● What you are asked to do:
Render every line of the listing below as an item in a numbered list, omitting any blank lines.

Annotated element entries
● ● ● ● ●

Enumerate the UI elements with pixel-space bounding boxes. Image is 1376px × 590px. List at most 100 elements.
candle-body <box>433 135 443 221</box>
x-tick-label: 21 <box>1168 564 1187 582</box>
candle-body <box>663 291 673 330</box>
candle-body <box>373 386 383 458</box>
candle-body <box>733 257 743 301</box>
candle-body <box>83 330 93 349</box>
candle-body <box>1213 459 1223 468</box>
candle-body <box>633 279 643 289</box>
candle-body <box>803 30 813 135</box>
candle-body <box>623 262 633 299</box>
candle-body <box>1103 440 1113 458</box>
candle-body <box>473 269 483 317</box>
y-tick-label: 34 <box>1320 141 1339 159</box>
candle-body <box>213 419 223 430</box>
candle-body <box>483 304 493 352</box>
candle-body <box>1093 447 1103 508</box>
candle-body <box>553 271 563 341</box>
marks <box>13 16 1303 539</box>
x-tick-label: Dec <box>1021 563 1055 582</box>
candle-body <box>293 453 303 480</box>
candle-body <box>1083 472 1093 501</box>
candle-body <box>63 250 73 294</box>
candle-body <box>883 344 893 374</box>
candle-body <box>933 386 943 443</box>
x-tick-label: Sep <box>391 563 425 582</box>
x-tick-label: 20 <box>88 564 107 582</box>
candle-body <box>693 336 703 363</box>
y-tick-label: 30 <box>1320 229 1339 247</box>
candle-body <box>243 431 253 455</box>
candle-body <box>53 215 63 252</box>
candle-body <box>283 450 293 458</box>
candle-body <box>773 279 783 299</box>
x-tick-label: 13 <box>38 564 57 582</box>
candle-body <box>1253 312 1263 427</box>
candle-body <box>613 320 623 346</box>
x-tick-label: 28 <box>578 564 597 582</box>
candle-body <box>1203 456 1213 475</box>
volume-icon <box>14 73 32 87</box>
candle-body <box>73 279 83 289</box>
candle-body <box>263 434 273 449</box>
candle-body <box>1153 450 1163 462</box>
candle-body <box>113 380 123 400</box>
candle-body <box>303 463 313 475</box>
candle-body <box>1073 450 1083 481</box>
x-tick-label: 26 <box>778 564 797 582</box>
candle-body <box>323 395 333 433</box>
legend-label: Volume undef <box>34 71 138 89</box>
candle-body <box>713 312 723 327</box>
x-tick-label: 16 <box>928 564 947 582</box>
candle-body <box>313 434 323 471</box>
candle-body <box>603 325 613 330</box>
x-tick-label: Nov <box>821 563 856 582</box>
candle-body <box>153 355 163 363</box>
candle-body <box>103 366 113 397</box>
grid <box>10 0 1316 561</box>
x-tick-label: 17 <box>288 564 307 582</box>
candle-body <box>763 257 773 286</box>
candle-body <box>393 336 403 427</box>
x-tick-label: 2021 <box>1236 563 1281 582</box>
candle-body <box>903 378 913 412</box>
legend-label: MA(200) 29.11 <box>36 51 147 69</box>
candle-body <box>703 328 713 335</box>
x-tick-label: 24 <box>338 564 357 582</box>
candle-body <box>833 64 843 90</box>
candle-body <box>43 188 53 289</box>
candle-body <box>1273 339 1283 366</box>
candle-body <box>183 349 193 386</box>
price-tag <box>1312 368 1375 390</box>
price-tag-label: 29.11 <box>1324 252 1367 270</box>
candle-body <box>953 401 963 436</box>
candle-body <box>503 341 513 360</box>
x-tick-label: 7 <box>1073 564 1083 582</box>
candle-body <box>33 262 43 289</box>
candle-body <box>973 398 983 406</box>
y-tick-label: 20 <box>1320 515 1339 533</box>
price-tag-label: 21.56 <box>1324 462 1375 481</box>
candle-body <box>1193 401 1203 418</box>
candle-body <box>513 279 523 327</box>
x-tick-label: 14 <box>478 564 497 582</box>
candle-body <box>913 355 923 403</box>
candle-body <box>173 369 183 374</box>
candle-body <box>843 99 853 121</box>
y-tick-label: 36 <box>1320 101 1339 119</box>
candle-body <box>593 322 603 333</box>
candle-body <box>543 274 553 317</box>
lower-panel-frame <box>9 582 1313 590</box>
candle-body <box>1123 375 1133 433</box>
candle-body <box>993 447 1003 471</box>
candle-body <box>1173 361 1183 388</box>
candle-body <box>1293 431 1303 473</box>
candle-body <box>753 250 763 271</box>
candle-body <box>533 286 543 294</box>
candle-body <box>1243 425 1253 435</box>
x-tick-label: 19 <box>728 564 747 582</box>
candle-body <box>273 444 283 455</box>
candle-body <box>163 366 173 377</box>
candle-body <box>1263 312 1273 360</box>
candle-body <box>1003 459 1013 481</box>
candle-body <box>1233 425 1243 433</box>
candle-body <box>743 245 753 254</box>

● ● ● ● ●

● Task response:
1. Enumerate the UI elements with pixel-space bounding boxes. Image is 1376px × 590px. List at most 100 elements.
2. candle-body <box>433 135 443 221</box>
3. x-tick-label: 21 <box>1168 564 1187 582</box>
4. candle-body <box>663 291 673 330</box>
5. candle-body <box>373 386 383 458</box>
6. candle-body <box>733 257 743 301</box>
7. candle-body <box>83 330 93 349</box>
8. candle-body <box>1213 459 1223 468</box>
9. candle-body <box>633 279 643 289</box>
10. candle-body <box>803 30 813 135</box>
11. candle-body <box>623 262 633 299</box>
12. candle-body <box>1103 440 1113 458</box>
13. candle-body <box>473 269 483 317</box>
14. y-tick-label: 34 <box>1320 141 1339 159</box>
15. candle-body <box>213 419 223 430</box>
16. candle-body <box>483 304 493 352</box>
17. candle-body <box>1093 447 1103 508</box>
18. candle-body <box>553 271 563 341</box>
19. marks <box>13 16 1303 539</box>
20. x-tick-label: Dec <box>1021 563 1055 582</box>
21. candle-body <box>293 453 303 480</box>
22. candle-body <box>1083 472 1093 501</box>
23. candle-body <box>63 250 73 294</box>
24. candle-body <box>883 344 893 374</box>
25. candle-body <box>933 386 943 443</box>
26. x-tick-label: Sep <box>391 563 425 582</box>
27. x-tick-label: 20 <box>88 564 107 582</box>
28. candle-body <box>693 336 703 363</box>
29. y-tick-label: 30 <box>1320 229 1339 247</box>
30. candle-body <box>243 431 253 455</box>
31. candle-body <box>53 215 63 252</box>
32. candle-body <box>283 450 293 458</box>
33. candle-body <box>773 279 783 299</box>
34. x-tick-label: 13 <box>38 564 57 582</box>
35. candle-body <box>1253 312 1263 427</box>
36. candle-body <box>613 320 623 346</box>
37. x-tick-label: 28 <box>578 564 597 582</box>
38. candle-body <box>1203 456 1213 475</box>
39. volume-icon <box>14 73 32 87</box>
40. candle-body <box>73 279 83 289</box>
41. candle-body <box>263 434 273 449</box>
42. candle-body <box>1153 450 1163 462</box>
43. candle-body <box>113 380 123 400</box>
44. candle-body <box>303 463 313 475</box>
45. candle-body <box>1073 450 1083 481</box>
46. x-tick-label: 26 <box>778 564 797 582</box>
47. candle-body <box>323 395 333 433</box>
48. legend-label: Volume undef <box>34 71 138 89</box>
49. candle-body <box>713 312 723 327</box>
50. x-tick-label: 16 <box>928 564 947 582</box>
51. candle-body <box>313 434 323 471</box>
52. candle-body <box>603 325 613 330</box>
53. x-tick-label: Nov <box>821 563 856 582</box>
54. candle-body <box>153 355 163 363</box>
55. candle-body <box>103 366 113 397</box>
56. grid <box>10 0 1316 561</box>
57. x-tick-label: 17 <box>288 564 307 582</box>
58. candle-body <box>763 257 773 286</box>
59. candle-body <box>393 336 403 427</box>
60. x-tick-label: 2021 <box>1236 563 1281 582</box>
61. candle-body <box>903 378 913 412</box>
62. legend-label: MA(200) 29.11 <box>36 51 147 69</box>
63. candle-body <box>703 328 713 335</box>
64. x-tick-label: 24 <box>338 564 357 582</box>
65. candle-body <box>833 64 843 90</box>
66. candle-body <box>43 188 53 289</box>
67. candle-body <box>1273 339 1283 366</box>
68. candle-body <box>183 349 193 386</box>
69. price-tag <box>1312 368 1375 390</box>
70. price-tag-label: 29.11 <box>1324 252 1367 270</box>
71. candle-body <box>953 401 963 436</box>
72. candle-body <box>503 341 513 360</box>
73. x-tick-label: 7 <box>1073 564 1083 582</box>
74. candle-body <box>33 262 43 289</box>
75. candle-body <box>973 398 983 406</box>
76. y-tick-label: 20 <box>1320 515 1339 533</box>
77. price-tag-label: 21.56 <box>1324 462 1375 481</box>
78. candle-body <box>1193 401 1203 418</box>
79. candle-body <box>513 279 523 327</box>
80. x-tick-label: 14 <box>478 564 497 582</box>
81. candle-body <box>913 355 923 403</box>
82. candle-body <box>173 369 183 374</box>
83. candle-body <box>843 99 853 121</box>
84. y-tick-label: 36 <box>1320 101 1339 119</box>
85. candle-body <box>593 322 603 333</box>
86. candle-body <box>543 274 553 317</box>
87. lower-panel-frame <box>9 582 1313 590</box>
88. candle-body <box>1123 375 1133 433</box>
89. candle-body <box>993 447 1003 471</box>
90. candle-body <box>1173 361 1183 388</box>
91. candle-body <box>1293 431 1303 473</box>
92. candle-body <box>753 250 763 271</box>
93. candle-body <box>533 286 543 294</box>
94. candle-body <box>1243 425 1253 435</box>
95. x-tick-label: 19 <box>728 564 747 582</box>
96. candle-body <box>273 444 283 455</box>
97. candle-body <box>163 366 173 377</box>
98. candle-body <box>1263 312 1273 360</box>
99. candle-body <box>1003 459 1013 481</box>
100. candle-body <box>1233 425 1243 433</box>
101. candle-body <box>743 245 753 254</box>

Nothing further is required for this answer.